__TEXT PASSAGE__:
• • • •

After controlling the reaction trend with GC-MS and LC-MS, the mixture was cooled to room temperature and filtered on celite. Most of the ethanol was evaporated at reduced pressure and the product obtained was washed with a saturated solution of sodium bicarbonate and then extracted with ethyl acetate. The organic phase was washed with water, anhydrified on sodium sulfate, filtered and evaporated to give 11.5 g of product.
GC-MS: M±=312.
Preparation of N-ethyl-N-methyl-N′-2,5-dimethyl-6-{[3(trifluoromethyl)benzyl]thio}pyridyl-3-formamidine [Compound 3].
Catalytic p-toluenesulfonic acid was added to a mixture of 11.5 g (36.8 mmoles) of 2,5-dimethyl-6-{[3 (tri-fluoromethyl)benzyl]thio}pyridyl-3-amine and 30 ml of triethylorthoformiate (184.2 mmoles). The temperature was brought to 100° C. and the reaction kept under stirring for 1 hour, controlling the reaction trend with GC-MS. The reaction mixture was then concentrated at reduced pressure, the raw product obtained was dissolved in methylene chloride (28.3 ml) and 4.6 ml of N-ethyl-N-methylamine (55.3 mmoles) were subsequently added dropwise to the reaction mixture. The mixture was kept under stirring at room temperature for 24 hours and the reaction trend was then controlled with GC-MS. The solvent was subsequently evaporated at reduced pressure and the product thus obtained was purified by silica gel chromatography, eluting with a mixture of hexane/ethyl acetate 98:2 containing 1% of triethylamine. 10.4 g of the desired product were obtained.
GC-MS: M+=381 LC-MS 97.3%.
1H-NMR (CDCl3) δ=1.19 (t, 3H); 2.06 (s, 3H); 2.27 (s, 3H); 2.91 (s, 3H); 3.5 (q, 2H); 4.3 (s, 2H); 7.06 (s, 1H); 6.95-7.18 (m, 4H); 8.51 (s, 1H).
Preparation of N-ethyl-N-methyl-N′-5bromo-2-methyl-6-{[3-(trifluoromethyl)benzyl]thio}pyridyl-3-formamidine. [Compound 1].
Analogously to what is described in Examples 4, 5 and 6, 4.5 g of the desired product were obtained, starting from 7.5 g of 3-bromo-2-chloro-6-methyl-5-nitro-pyridine (29.82 mmoles) and 6.0 g of 3-(trifluoromethyl)-benzyl-1-thiol (29.82 mmoles).

• • • •

__SUPPLIED RECORDS__:
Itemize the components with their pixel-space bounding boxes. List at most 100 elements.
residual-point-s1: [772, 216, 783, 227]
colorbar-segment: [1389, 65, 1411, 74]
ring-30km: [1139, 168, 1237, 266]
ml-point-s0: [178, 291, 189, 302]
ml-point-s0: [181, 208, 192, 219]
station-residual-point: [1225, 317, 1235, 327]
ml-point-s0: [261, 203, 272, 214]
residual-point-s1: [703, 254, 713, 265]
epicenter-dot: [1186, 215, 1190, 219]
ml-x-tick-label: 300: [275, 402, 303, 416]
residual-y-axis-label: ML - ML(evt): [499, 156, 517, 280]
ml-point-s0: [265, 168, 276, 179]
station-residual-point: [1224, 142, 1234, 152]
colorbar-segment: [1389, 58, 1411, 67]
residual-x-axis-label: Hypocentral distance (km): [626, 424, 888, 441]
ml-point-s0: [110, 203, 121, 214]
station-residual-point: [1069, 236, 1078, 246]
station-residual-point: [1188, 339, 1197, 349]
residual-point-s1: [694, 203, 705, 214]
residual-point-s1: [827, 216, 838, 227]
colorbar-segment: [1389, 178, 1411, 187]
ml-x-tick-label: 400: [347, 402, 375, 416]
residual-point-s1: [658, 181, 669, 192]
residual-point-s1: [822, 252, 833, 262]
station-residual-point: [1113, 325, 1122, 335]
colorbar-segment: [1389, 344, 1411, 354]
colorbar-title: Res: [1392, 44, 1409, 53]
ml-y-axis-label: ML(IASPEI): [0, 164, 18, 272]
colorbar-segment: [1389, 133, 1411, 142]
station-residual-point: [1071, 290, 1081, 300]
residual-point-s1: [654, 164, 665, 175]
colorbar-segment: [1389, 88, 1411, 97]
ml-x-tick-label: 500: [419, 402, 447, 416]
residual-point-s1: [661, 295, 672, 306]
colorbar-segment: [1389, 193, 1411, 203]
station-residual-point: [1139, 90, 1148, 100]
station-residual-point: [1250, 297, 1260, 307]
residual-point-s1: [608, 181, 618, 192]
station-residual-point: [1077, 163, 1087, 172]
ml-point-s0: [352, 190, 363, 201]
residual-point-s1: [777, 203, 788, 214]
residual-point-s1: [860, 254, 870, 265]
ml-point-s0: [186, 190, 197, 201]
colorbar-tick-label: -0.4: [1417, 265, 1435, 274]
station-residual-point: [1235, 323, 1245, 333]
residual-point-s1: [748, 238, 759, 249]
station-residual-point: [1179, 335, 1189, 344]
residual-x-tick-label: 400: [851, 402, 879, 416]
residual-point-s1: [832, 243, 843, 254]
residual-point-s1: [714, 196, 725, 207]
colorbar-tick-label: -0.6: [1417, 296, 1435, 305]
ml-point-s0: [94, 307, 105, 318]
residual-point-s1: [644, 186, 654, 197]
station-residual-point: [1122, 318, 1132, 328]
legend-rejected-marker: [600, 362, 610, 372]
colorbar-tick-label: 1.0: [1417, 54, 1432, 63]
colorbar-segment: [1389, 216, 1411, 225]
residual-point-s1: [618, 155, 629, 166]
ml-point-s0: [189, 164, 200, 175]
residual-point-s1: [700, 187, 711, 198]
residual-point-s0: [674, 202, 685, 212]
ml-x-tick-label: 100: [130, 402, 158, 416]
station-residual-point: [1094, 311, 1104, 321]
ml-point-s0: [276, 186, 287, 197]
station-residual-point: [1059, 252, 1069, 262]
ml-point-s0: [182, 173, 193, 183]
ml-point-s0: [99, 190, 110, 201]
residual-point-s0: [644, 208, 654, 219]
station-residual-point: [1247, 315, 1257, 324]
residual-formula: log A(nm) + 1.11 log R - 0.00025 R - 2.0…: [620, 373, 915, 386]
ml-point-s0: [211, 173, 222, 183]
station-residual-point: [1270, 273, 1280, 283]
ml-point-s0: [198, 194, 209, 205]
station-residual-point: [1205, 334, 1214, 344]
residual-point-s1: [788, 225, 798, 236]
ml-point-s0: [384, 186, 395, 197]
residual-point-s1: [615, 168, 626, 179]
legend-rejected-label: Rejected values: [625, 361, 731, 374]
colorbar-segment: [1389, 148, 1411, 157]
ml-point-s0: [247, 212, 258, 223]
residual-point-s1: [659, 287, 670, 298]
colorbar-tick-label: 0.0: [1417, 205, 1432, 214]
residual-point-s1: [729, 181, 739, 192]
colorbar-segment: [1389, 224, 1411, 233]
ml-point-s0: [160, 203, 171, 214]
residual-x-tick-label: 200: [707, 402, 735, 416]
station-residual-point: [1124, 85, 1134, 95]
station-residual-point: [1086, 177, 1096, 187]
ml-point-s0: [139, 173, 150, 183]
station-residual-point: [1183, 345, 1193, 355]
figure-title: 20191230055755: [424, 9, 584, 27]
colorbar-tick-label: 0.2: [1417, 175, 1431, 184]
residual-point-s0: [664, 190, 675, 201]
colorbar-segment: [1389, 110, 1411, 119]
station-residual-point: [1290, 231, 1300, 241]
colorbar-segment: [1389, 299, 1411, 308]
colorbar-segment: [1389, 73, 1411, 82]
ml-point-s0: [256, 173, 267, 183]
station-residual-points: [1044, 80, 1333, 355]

• • • •

__ACTIVITY A__: In the synthesis passage, for how long was the mixture stirred at room temperature after the N-ethyl-N-methylamine was added?
__ACTIVITY B__: Duplicate the portion of the synthesis passage between "1H-NMR (CDCl3) δ=1.19" and "3-(trifluoromethyl)-benzyl-1-thiol (29.82 mmoles).", inclusive.

__RESPONSE A__: 24 hours

__RESPONSE B__:
1H-NMR (CDCl3) δ=1.19 (t, 3H); 2.06 (s, 3H); 2.27 (s, 3H); 2.91 (s, 3H); 3.5 (q, 2H); 4.3 (s, 2H); 7.06 (s, 1H); 6.95-7.18 (m, 4H); 8.51 (s, 1H).
Preparation of N-ethyl-N-methyl-N′-5bromo-2-methyl-6-{[3-(trifluoromethyl)benzyl]thio}pyridyl-3-formamidine. [Compound 1].
Analogously to what is described in Examples 4, 5 and 6, 4.5 g of the desired product were obtained, starting from 7.5 g of 3-bromo-2-chloro-6-methyl-5-nitro-pyridine (29.82 mmoles) and 6.0 g of 3-(trifluoromethyl)-benzyl-1-thiol (29.82 mmoles).